### EXERCISE
Present the data once more in exactly its original form.

### RECORDS SUPPLIED

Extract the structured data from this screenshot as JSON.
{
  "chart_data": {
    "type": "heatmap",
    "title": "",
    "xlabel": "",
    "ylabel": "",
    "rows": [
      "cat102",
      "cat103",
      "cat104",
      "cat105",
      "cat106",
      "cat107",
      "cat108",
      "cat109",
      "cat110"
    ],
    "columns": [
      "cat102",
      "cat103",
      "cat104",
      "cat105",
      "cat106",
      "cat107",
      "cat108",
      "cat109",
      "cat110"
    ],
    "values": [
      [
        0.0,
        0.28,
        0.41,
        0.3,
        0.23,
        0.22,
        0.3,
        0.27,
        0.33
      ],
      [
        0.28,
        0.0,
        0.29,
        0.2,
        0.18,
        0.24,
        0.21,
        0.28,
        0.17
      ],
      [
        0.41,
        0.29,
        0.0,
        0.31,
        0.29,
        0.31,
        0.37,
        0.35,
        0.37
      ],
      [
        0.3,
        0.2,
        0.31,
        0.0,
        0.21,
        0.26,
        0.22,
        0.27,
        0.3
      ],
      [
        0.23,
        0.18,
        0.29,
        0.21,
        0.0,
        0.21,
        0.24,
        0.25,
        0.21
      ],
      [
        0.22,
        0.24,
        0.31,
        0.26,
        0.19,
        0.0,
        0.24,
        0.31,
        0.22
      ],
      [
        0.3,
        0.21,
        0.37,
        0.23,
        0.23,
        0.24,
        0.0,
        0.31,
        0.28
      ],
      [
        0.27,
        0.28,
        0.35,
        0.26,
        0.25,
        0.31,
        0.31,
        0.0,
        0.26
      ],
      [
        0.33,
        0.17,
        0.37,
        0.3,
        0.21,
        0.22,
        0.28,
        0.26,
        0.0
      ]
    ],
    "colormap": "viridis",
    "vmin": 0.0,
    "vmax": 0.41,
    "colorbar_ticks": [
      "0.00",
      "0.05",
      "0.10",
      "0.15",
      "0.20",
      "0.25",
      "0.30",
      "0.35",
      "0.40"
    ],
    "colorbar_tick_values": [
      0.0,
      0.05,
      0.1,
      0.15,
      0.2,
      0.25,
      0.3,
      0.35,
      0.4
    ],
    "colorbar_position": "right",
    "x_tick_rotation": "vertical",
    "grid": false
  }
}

### IN RESPONSE
Extract the structured data from this screenshot as JSON.
{
  "chart_data": {
    "type": "heatmap",
    "title": "",
    "xlabel": "",
    "ylabel": "",
    "rows": [
      "cat102",
      "cat103",
      "cat104",
      "cat105",
      "cat106",
      "cat107",
      "cat108",
      "cat109",
      "cat110"
    ],
    "columns": [
      "cat102",
      "cat103",
      "cat104",
      "cat105",
      "cat106",
      "cat107",
      "cat108",
      "cat109",
      "cat110"
    ],
    "values": [
      [
        0.0,
        0.28,
        0.41,
        0.3,
        0.23,
        0.22,
        0.3,
        0.27,
        0.33
      ],
      [
        0.28,
        0.0,
        0.29,
        0.2,
        0.18,
        0.24,
        0.21,
        0.28,
        0.17
      ],
      [
        0.41,
        0.29,
        0.0,
        0.31,
        0.29,
        0.31,
        0.37,
        0.35,
        0.37
      ],
      [
        0.3,
        0.2,
        0.31,
        0.0,
        0.21,
        0.26,
        0.22,
        0.27,
        0.3
      ],
      [
        0.23,
        0.18,
        0.29,
        0.21,
        0.0,
        0.21,
        0.24,
        0.25,
        0.21
      ],
      [
        0.22,
        0.24,
        0.31,
        0.26,
        0.19,
        0.0,
        0.24,
        0.31,
        0.22
      ],
      [
        0.3,
        0.21,
        0.37,
        0.23,
        0.23,
        0.24,
        0.0,
        0.31,
        0.28
      ],
      [
        0.27,
        0.28,
        0.35,
        0.26,
        0.25,
        0.31,
        0.31,
        0.0,
        0.26
      ],
      [
        0.33,
        0.17,
        0.37,
        0.3,
        0.21,
        0.22,
        0.28,
        0.26,
        0.0
      ]
    ],
    "colormap": "viridis",
    "vmin": 0.0,
    "vmax": 0.41,
    "colorbar_ticks": [
      "0.00",
      "0.05",
      "0.10",
      "0.15",
      "0.20",
      "0.25",
      "0.30",
      "0.35",
      "0.40"
    ],
    "colorbar_tick_values": [
      0.0,
      0.05,
      0.1,
      0.15,
      0.2,
      0.25,
      0.3,
      0.35,
      0.4
    ],
    "colorbar_position": "right",
    "x_tick_rotation": "vertical",
    "grid": false
  }
}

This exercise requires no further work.